Reproduce the listing below without any change.

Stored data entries
--- begin ---

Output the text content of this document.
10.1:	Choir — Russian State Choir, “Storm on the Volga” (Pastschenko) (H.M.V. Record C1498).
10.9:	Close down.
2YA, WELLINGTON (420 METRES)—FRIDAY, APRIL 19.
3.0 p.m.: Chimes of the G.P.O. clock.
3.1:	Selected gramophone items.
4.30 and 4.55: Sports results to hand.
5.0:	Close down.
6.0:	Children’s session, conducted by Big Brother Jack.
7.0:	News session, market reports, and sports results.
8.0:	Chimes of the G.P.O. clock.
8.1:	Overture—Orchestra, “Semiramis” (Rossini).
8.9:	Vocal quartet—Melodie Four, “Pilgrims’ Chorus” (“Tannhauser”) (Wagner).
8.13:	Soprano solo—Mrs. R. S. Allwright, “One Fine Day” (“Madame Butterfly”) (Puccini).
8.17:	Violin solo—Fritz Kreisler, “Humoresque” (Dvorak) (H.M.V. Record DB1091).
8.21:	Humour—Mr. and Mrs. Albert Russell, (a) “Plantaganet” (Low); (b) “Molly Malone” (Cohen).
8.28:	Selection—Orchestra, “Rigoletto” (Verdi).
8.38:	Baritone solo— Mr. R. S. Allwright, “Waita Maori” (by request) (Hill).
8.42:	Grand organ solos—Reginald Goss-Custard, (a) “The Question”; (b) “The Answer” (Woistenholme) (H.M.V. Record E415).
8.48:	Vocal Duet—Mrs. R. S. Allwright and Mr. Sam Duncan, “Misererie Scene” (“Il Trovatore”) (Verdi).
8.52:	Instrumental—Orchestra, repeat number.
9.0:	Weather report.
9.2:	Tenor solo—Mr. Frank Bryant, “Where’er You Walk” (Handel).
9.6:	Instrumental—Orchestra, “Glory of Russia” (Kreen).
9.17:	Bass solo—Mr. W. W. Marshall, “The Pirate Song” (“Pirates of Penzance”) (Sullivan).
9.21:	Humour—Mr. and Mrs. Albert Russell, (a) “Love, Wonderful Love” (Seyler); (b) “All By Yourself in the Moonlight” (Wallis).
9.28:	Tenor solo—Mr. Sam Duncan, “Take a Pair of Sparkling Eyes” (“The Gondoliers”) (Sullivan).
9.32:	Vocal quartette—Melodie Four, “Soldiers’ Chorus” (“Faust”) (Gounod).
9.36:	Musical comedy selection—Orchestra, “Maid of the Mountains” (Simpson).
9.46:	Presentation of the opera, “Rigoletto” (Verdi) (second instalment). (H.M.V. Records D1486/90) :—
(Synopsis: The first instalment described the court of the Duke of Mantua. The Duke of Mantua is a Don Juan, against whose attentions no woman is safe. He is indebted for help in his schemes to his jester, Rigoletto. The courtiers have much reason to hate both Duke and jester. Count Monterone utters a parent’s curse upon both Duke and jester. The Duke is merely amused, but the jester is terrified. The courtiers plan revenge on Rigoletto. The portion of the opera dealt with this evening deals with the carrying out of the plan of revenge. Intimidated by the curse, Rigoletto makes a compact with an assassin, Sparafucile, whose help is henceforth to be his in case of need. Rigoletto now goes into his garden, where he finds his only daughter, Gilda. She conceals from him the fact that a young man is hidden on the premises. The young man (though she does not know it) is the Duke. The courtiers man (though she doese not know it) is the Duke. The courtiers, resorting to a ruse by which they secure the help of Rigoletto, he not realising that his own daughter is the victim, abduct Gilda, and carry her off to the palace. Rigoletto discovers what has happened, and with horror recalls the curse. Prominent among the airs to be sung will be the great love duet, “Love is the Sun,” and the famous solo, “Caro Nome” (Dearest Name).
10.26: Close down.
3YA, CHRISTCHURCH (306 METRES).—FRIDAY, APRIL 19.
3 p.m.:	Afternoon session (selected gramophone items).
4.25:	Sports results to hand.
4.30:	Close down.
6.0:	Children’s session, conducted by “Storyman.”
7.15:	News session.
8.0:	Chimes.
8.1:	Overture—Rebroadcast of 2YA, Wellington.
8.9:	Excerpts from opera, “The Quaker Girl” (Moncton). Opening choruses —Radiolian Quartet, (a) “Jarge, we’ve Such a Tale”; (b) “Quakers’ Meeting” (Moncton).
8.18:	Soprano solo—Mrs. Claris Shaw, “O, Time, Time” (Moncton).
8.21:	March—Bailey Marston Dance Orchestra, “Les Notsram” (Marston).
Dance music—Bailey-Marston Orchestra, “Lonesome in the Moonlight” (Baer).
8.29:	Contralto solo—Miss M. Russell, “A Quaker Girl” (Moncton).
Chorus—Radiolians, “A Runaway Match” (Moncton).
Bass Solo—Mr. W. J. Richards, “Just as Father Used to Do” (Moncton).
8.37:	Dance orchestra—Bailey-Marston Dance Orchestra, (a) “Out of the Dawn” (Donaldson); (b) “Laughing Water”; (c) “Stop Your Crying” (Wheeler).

--- end ---

## THE ANSWER:
Output the text content of this document.
10.1:	Choir — Russian State Choir, “Storm on the Volga” (Pastschenko) (H.M.V. Record C1498).
10.9:	Close down.
2YA, WELLINGTON (420 METRES)—FRIDAY, APRIL 19.
3.0 p.m.: Chimes of the G.P.O. clock.
3.1:	Selected gramophone items.
4.30 and 4.55: Sports results to hand.
5.0:	Close down.
6.0:	Children’s session, conducted by Big Brother Jack.
7.0:	News session, market reports, and sports results.
8.0:	Chimes of the G.P.O. clock.
8.1:	Overture—Orchestra, “Semiramis” (Rossini).
8.9:	Vocal quartet—Melodie Four, “Pilgrims’ Chorus” (“Tannhauser”) (Wagner).
8.13:	Soprano solo—Mrs. R. S. Allwright, “One Fine Day” (“Madame Butterfly”) (Puccini).
8.17:	Violin solo—Fritz Kreisler, “Humoresque” (Dvorak) (H.M.V. Record DB1091).
8.21:	Humour—Mr. and Mrs. Albert Russell, (a) “Plantaganet” (Low); (b) “Molly Malone” (Cohen).
8.28:	Selection—Orchestra, “Rigoletto” (Verdi).
8.38:	Baritone solo— Mr. R. S. Allwright, “Waita Maori” (by request) (Hill).
8.42:	Grand organ solos—Reginald Goss-Custard, (a) “The Question”; (b) “The Answer” (Woistenholme) (H.M.V. Record E415).
8.48:	Vocal Duet—Mrs. R. S. Allwright and Mr. Sam Duncan, “Misererie Scene” (“Il Trovatore”) (Verdi).
8.52:	Instrumental—Orchestra, repeat number.
9.0:	Weather report.
9.2:	Tenor solo—Mr. Frank Bryant, “Where’er You Walk” (Handel).
9.6:	Instrumental—Orchestra, “Glory of Russia” (Kreen).
9.17:	Bass solo—Mr. W. W. Marshall, “The Pirate Song” (“Pirates of Penzance”) (Sullivan).
9.21:	Humour—Mr. and Mrs. Albert Russell, (a) “Love, Wonderful Love” (Seyler); (b) “All By Yourself in the Moonlight” (Wallis).
9.28:	Tenor solo—Mr. Sam Duncan, “Take a Pair of Sparkling Eyes” (“The Gondoliers”) (Sullivan).
9.32:	Vocal quartette—Melodie Four, “Soldiers’ Chorus” (“Faust”) (Gounod).
9.36:	Musical comedy selection—Orchestra, “Maid of the Mountains” (Simpson).
9.46:	Presentation of the opera, “Rigoletto” (Verdi) (second instalment). (H.M.V. Records D1486/90) :—
(Synopsis: The first instalment described the court of the Duke of Mantua. The Duke of Mantua is a Don Juan, against whose attentions no woman is safe. He is indebted for help in his schemes to his jester, Rigoletto. The courtiers have much reason to hate both Duke and jester. Count Monterone utters a parent’s curse upon both Duke and jester. The Duke is merely amused, but the jester is terrified. The courtiers plan revenge on Rigoletto. The portion of the opera dealt with this evening deals with the carrying out of the plan of revenge. Intimidated by the curse, Rigoletto makes a compact with an assassin, Sparafucile, whose help is henceforth to be his in case of need. Rigoletto now goes into his garden, where he finds his only daughter, Gilda. She conceals from him the fact that a young man is hidden on the premises. The young man (though she does not know it) is the Duke. The courtiers man (though she doese not know it) is the Duke. The courtiers, resorting to a ruse by which they secure the help of Rigoletto, he not realising that his own daughter is the victim, abduct Gilda, and carry her off to the palace. Rigoletto discovers what has happened, and with horror recalls the curse. Prominent among the airs to be sung will be the great love duet, “Love is the Sun,” and the famous solo, “Caro Nome” (Dearest Name).
10.26: Close down.
3YA, CHRISTCHURCH (306 METRES).—FRIDAY, APRIL 19.
3 p.m.:	Afternoon session (selected gramophone items).
4.25:	Sports results to hand.
4.30:	Close down.
6.0:	Children’s session, conducted by “Storyman.”
7.15:	News session.
8.0:	Chimes.
8.1:	Overture—Rebroadcast of 2YA, Wellington.
8.9:	Excerpts from opera, “The Quaker Girl” (Moncton). Opening choruses —Radiolian Quartet, (a) “Jarge, we’ve Such a Tale”; (b) “Quakers’ Meeting” (Moncton).
8.18:	Soprano solo—Mrs. Claris Shaw, “O, Time, Time” (Moncton).
8.21:	March—Bailey Marston Dance Orchestra, “Les Notsram” (Marston).
Dance music—Bailey-Marston Orchestra, “Lonesome in the Moonlight” (Baer).
8.29:	Contralto solo—Miss M. Russell, “A Quaker Girl” (Moncton).
Chorus—Radiolians, “A Runaway Match” (Moncton).
Bass Solo—Mr. W. J. Richards, “Just as Father Used to Do” (Moncton).
8.37:	Dance orchestra—Bailey-Marston Dance Orchestra, (a) “Out of the Dawn” (Donaldson); (b) “Laughing Water”; (c) “Stop Your Crying” (Wheeler).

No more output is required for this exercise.